§ Challenge: Output each entry exactly; skip nothing.

Figure contents as structured data:
——

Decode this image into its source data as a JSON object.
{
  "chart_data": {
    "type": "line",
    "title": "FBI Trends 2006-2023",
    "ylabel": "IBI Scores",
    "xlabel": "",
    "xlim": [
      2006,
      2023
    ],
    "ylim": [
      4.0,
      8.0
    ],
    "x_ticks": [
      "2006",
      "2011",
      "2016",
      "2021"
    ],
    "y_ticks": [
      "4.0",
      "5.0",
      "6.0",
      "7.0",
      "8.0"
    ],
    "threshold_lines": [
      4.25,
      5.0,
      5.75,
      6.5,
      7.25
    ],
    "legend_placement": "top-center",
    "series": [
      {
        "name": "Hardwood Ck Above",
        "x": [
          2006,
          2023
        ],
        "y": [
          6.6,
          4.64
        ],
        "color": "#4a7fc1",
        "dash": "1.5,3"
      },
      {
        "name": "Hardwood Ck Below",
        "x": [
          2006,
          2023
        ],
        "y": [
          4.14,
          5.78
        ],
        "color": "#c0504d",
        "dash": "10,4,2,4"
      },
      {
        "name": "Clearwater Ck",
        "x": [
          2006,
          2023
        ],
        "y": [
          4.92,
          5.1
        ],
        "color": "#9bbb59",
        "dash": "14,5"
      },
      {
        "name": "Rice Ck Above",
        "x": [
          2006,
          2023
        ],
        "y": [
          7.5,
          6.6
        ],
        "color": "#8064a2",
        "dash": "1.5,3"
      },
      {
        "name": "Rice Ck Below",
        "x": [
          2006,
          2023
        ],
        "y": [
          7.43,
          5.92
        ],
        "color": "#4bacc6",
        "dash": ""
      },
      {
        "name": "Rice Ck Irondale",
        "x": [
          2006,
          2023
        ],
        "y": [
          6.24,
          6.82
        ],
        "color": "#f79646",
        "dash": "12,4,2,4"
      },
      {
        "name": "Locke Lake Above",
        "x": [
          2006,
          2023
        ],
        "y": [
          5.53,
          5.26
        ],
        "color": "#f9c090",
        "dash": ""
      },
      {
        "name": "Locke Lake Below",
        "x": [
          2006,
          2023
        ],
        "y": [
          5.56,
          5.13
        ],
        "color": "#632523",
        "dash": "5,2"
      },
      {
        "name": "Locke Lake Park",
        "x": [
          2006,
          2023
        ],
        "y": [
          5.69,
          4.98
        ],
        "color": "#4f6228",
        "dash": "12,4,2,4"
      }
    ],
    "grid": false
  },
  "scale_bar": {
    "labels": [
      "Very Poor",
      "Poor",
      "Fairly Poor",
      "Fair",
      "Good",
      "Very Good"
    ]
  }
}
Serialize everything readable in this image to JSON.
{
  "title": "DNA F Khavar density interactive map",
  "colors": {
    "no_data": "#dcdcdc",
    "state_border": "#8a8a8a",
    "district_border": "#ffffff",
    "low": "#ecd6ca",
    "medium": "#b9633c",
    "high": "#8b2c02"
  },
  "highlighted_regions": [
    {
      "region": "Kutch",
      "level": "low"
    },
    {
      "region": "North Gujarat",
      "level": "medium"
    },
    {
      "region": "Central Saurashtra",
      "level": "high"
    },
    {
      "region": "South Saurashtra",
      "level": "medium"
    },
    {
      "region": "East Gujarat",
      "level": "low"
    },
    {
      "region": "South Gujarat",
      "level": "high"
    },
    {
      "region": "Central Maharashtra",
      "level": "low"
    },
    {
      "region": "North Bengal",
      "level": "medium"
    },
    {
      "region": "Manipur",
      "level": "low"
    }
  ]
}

——

§ Output below:
Decode this image into its source data as a JSON object.
{
  "chart_data": {
    "type": "line",
    "title": "FBI Trends 2006-2023",
    "ylabel": "IBI Scores",
    "xlabel": "",
    "xlim": [
      2006,
      2023
    ],
    "ylim": [
      4.0,
      8.0
    ],
    "x_ticks": [
      "2006",
      "2011",
      "2016",
      "2021"
    ],
    "y_ticks": [
      "4.0",
      "5.0",
      "6.0",
      "7.0",
      "8.0"
    ],
    "threshold_lines": [
      4.25,
      5.0,
      5.75,
      6.5,
      7.25
    ],
    "legend_placement": "top-center",
    "series": [
      {
        "name": "Hardwood Ck Above",
        "x": [
          2006,
          2023
        ],
        "y": [
          6.6,
          4.64
        ],
        "color": "#4a7fc1",
        "dash": "1.5,3"
      },
      {
        "name": "Hardwood Ck Below",
        "x": [
          2006,
          2023
        ],
        "y": [
          4.14,
          5.78
        ],
        "color": "#c0504d",
        "dash": "10,4,2,4"
      },
      {
        "name": "Clearwater Ck",
        "x": [
          2006,
          2023
        ],
        "y": [
          4.92,
          5.1
        ],
        "color": "#9bbb59",
        "dash": "14,5"
      },
      {
        "name": "Rice Ck Above",
        "x": [
          2006,
          2023
        ],
        "y": [
          7.5,
          6.6
        ],
        "color": "#8064a2",
        "dash": "1.5,3"
      },
      {
        "name": "Rice Ck Below",
        "x": [
          2006,
          2023
        ],
        "y": [
          7.43,
          5.92
        ],
        "color": "#4bacc6",
        "dash": ""
      },
      {
        "name": "Rice Ck Irondale",
        "x": [
          2006,
          2023
        ],
        "y": [
          6.24,
          6.82
        ],
        "color": "#f79646",
        "dash": "12,4,2,4"
      },
      {
        "name": "Locke Lake Above",
        "x": [
          2006,
          2023
        ],
        "y": [
          5.53,
          5.26
        ],
        "color": "#f9c090",
        "dash": ""
      },
      {
        "name": "Locke Lake Below",
        "x": [
          2006,
          2023
        ],
        "y": [
          5.56,
          5.13
        ],
        "color": "#632523",
        "dash": "5,2"
      },
      {
        "name": "Locke Lake Park",
        "x": [
          2006,
          2023
        ],
        "y": [
          5.69,
          4.98
        ],
        "color": "#4f6228",
        "dash": "12,4,2,4"
      }
    ],
    "grid": false
  },
  "scale_bar": {
    "labels": [
      "Very Poor",
      "Poor",
      "Fairly Poor",
      "Fair",
      "Good",
      "Very Good"
    ]
  }
}
Serialize everything readable in this image to JSON.
{
  "title": "DNA F Khavar density interactive map",
  "colors": {
    "no_data": "#dcdcdc",
    "state_border": "#8a8a8a",
    "district_border": "#ffffff",
    "low": "#ecd6ca",
    "medium": "#b9633c",
    "high": "#8b2c02"
  },
  "highlighted_regions": [
    {
      "region": "Kutch",
      "level": "low"
    },
    {
      "region": "North Gujarat",
      "level": "medium"
    },
    {
      "region": "Central Saurashtra",
      "level": "high"
    },
    {
      "region": "South Saurashtra",
      "level": "medium"
    },
    {
      "region": "East Gujarat",
      "level": "low"
    },
    {
      "region": "South Gujarat",
      "level": "high"
    },
    {
      "region": "Central Maharashtra",
      "level": "low"
    },
    {
      "region": "North Bengal",
      "level": "medium"
    },
    {
      "region": "Manipur",
      "level": "low"
    }
  ]
}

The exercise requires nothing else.